Required task: Copy the records below exactly, from the line containing "Transcribe this chart's" through the last line, and leave out every picture.

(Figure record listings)
_ _ _ _ _
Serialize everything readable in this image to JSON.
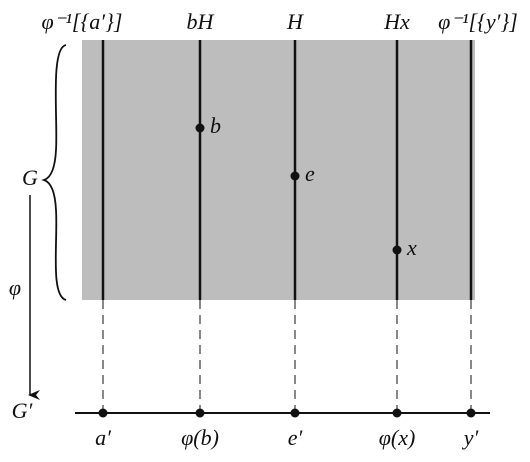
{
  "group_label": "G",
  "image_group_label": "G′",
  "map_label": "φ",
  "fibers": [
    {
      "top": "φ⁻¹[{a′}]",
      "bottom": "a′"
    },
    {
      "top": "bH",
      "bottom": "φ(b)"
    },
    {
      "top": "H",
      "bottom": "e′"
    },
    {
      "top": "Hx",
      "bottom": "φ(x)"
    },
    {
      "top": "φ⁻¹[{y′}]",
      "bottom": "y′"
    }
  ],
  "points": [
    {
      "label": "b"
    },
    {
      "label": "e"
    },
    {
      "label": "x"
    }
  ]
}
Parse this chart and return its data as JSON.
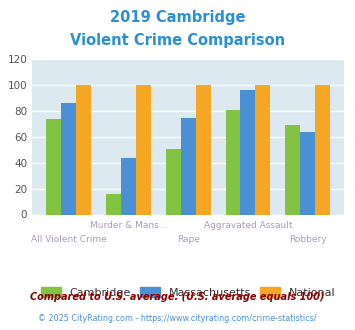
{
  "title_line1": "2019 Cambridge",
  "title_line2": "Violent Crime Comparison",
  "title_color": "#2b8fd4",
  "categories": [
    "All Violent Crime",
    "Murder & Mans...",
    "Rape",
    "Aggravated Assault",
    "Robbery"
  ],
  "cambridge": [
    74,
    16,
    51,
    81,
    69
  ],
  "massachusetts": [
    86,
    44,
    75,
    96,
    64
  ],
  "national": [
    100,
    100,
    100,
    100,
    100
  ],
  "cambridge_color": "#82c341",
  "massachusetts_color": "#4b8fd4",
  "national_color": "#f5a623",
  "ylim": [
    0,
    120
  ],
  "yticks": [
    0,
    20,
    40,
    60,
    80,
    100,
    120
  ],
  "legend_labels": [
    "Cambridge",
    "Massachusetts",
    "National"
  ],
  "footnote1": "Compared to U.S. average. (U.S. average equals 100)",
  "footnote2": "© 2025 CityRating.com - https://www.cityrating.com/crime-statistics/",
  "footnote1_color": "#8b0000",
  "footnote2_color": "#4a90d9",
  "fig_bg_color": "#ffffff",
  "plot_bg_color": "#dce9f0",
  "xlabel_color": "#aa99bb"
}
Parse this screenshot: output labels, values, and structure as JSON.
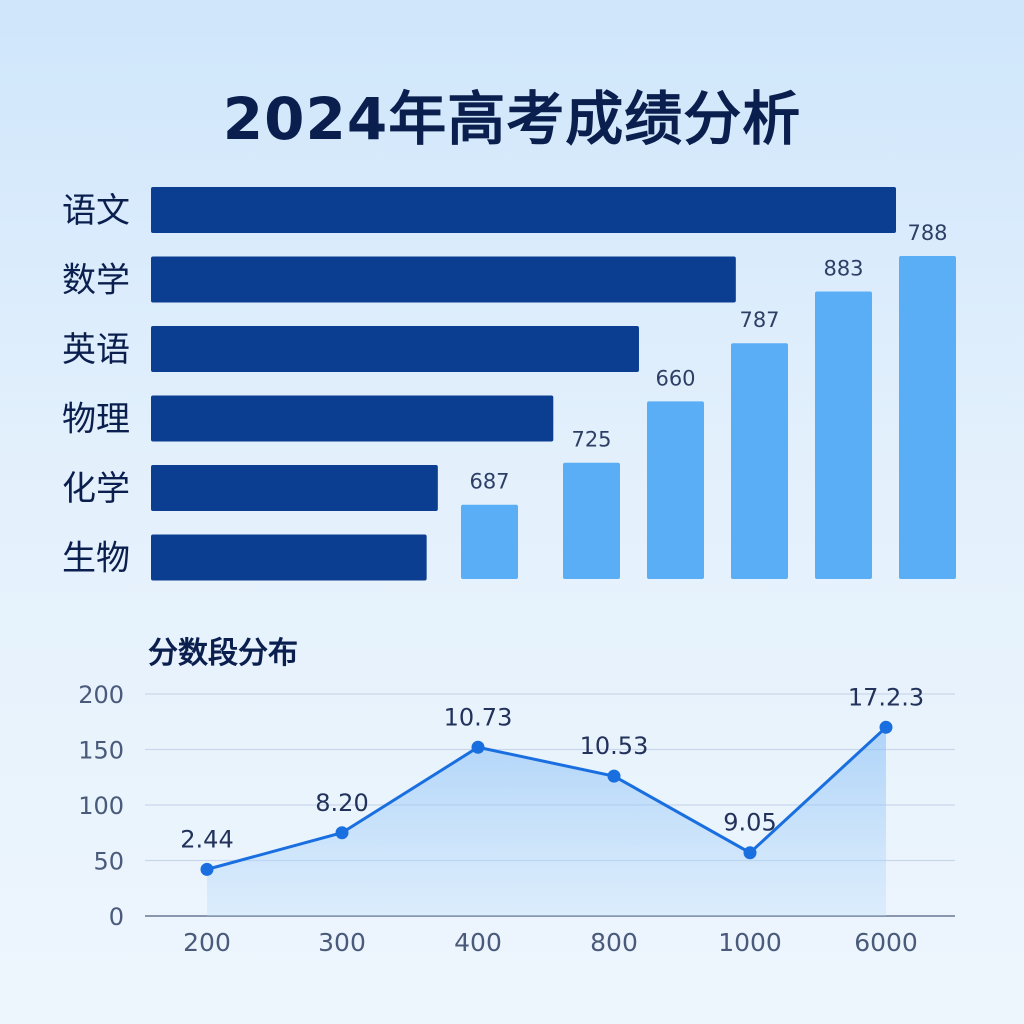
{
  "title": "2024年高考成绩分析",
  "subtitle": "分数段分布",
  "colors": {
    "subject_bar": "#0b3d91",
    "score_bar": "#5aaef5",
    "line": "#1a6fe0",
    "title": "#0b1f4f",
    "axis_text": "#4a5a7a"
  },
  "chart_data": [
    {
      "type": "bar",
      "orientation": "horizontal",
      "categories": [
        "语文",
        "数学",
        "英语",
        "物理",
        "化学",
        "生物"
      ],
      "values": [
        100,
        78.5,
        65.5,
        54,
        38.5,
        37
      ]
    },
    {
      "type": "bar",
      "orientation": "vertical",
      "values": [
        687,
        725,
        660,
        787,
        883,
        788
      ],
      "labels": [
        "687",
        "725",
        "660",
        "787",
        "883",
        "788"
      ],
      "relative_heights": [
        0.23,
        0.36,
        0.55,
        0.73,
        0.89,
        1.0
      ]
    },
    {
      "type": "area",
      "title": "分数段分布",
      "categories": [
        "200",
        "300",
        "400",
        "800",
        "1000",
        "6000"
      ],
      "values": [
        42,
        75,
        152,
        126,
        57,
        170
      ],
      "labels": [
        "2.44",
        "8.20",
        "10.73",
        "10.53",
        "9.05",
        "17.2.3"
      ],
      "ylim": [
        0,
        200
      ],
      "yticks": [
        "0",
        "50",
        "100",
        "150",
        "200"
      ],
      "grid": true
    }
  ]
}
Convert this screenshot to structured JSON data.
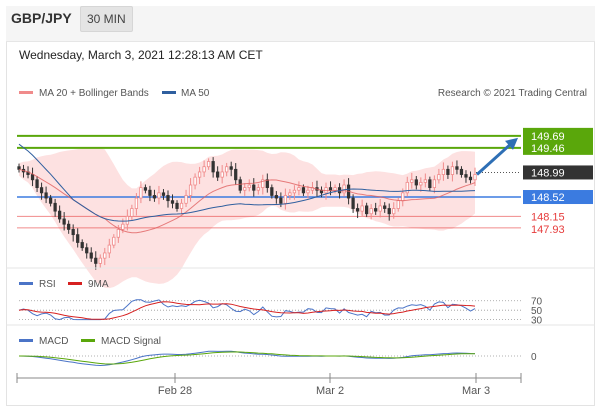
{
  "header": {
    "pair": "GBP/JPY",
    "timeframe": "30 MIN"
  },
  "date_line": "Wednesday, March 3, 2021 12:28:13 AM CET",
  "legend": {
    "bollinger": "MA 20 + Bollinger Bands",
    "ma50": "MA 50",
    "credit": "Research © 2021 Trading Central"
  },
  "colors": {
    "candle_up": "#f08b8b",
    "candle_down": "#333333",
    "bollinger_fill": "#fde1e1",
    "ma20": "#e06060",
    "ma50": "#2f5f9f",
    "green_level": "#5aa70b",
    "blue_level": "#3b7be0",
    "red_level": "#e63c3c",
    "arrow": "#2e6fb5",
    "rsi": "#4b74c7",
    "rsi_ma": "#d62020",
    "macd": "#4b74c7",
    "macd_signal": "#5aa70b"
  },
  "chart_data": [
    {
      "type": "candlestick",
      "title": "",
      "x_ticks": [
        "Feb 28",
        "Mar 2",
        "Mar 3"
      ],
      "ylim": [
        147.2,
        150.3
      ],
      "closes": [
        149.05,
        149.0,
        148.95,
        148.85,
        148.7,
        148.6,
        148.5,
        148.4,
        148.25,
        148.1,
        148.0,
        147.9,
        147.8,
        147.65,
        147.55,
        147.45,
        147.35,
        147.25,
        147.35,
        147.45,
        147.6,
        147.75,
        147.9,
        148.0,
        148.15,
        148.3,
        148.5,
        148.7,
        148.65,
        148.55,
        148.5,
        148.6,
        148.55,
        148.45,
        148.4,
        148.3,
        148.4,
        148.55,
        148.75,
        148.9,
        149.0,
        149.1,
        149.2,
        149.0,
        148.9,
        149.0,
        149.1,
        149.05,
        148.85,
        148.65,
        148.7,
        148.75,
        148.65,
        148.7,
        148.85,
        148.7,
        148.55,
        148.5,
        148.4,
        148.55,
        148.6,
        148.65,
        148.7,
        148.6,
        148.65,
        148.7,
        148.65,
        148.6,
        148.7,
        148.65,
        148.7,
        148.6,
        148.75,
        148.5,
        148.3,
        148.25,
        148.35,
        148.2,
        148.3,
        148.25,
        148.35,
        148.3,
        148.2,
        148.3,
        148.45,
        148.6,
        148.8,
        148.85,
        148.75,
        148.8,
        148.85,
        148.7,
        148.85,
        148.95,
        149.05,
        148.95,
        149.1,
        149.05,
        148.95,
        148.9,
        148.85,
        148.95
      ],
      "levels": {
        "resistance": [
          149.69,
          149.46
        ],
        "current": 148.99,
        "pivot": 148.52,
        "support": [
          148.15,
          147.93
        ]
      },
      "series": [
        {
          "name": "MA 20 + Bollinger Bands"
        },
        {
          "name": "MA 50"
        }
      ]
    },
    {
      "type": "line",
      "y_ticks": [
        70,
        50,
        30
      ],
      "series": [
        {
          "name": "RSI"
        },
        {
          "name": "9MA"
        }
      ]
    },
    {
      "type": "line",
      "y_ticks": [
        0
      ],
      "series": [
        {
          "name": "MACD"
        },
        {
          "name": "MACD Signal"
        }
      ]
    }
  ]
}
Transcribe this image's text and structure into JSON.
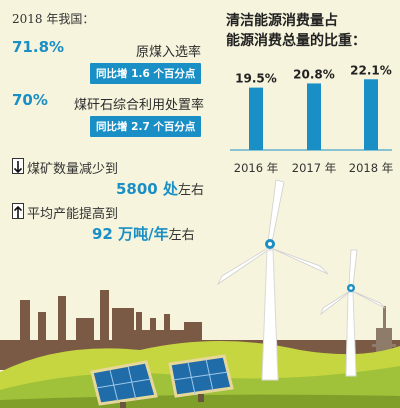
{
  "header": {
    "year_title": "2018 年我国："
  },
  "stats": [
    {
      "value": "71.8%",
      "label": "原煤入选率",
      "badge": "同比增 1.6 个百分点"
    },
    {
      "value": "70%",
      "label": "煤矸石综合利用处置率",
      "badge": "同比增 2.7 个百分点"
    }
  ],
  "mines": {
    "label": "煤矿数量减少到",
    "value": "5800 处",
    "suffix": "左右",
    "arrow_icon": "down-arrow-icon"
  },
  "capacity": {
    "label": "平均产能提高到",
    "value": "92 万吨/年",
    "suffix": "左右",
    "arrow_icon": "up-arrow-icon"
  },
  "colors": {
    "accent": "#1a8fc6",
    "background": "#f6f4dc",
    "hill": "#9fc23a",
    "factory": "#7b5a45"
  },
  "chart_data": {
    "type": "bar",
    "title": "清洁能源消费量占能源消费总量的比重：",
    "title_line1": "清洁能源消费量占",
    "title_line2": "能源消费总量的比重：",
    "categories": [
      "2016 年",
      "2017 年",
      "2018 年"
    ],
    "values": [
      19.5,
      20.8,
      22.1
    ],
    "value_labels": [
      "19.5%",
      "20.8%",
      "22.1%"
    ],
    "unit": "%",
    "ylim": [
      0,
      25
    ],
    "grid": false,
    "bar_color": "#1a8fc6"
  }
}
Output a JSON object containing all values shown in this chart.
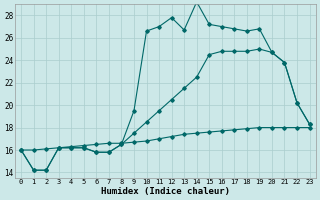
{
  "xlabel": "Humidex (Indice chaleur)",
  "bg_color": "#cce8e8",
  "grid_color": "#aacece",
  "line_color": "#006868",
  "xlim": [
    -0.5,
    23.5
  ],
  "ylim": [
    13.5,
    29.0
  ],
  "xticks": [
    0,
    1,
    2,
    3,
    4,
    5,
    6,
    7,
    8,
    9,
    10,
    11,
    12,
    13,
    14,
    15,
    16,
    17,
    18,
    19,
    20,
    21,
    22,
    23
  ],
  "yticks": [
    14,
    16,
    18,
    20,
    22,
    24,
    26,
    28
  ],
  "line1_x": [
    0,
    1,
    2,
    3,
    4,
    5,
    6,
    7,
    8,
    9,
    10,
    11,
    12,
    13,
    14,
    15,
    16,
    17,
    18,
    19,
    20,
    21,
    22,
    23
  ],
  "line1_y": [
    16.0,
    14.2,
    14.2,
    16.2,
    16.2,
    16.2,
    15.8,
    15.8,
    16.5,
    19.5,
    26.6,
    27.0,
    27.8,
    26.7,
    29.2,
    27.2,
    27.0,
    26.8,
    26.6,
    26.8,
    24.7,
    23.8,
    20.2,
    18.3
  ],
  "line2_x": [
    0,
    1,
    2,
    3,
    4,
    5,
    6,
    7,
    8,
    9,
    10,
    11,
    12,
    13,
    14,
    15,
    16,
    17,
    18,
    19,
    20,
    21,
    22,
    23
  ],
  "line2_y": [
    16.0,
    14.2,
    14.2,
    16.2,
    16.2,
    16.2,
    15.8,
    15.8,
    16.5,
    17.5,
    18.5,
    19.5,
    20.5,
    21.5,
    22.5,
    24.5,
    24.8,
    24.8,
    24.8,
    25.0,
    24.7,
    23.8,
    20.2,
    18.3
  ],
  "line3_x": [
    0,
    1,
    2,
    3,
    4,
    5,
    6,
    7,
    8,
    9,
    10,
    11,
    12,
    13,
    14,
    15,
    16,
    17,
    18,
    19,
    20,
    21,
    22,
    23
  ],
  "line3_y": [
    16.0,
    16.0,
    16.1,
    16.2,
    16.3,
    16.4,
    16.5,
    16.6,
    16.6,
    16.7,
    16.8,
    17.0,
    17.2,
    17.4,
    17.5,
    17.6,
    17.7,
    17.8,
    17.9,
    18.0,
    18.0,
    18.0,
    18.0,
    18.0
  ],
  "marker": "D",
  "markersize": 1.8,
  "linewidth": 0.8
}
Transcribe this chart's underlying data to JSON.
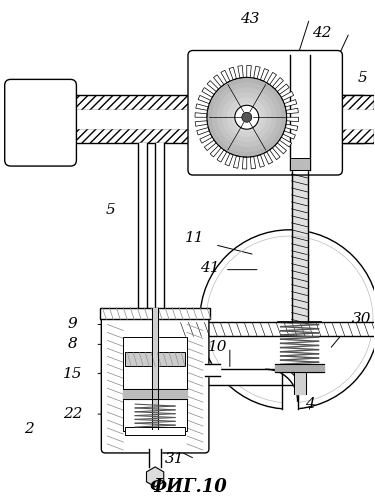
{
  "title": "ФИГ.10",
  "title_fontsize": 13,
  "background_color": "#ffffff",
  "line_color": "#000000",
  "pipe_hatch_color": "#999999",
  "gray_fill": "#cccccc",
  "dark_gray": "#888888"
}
_ _ _ _ _
Solution:
Transcribe this chart's underlying data to JSON.
{
  "title": "ФИГ.10",
  "title_fontsize": 13,
  "background_color": "#ffffff",
  "line_color": "#000000",
  "pipe_hatch_color": "#999999",
  "gray_fill": "#cccccc",
  "dark_gray": "#888888"
}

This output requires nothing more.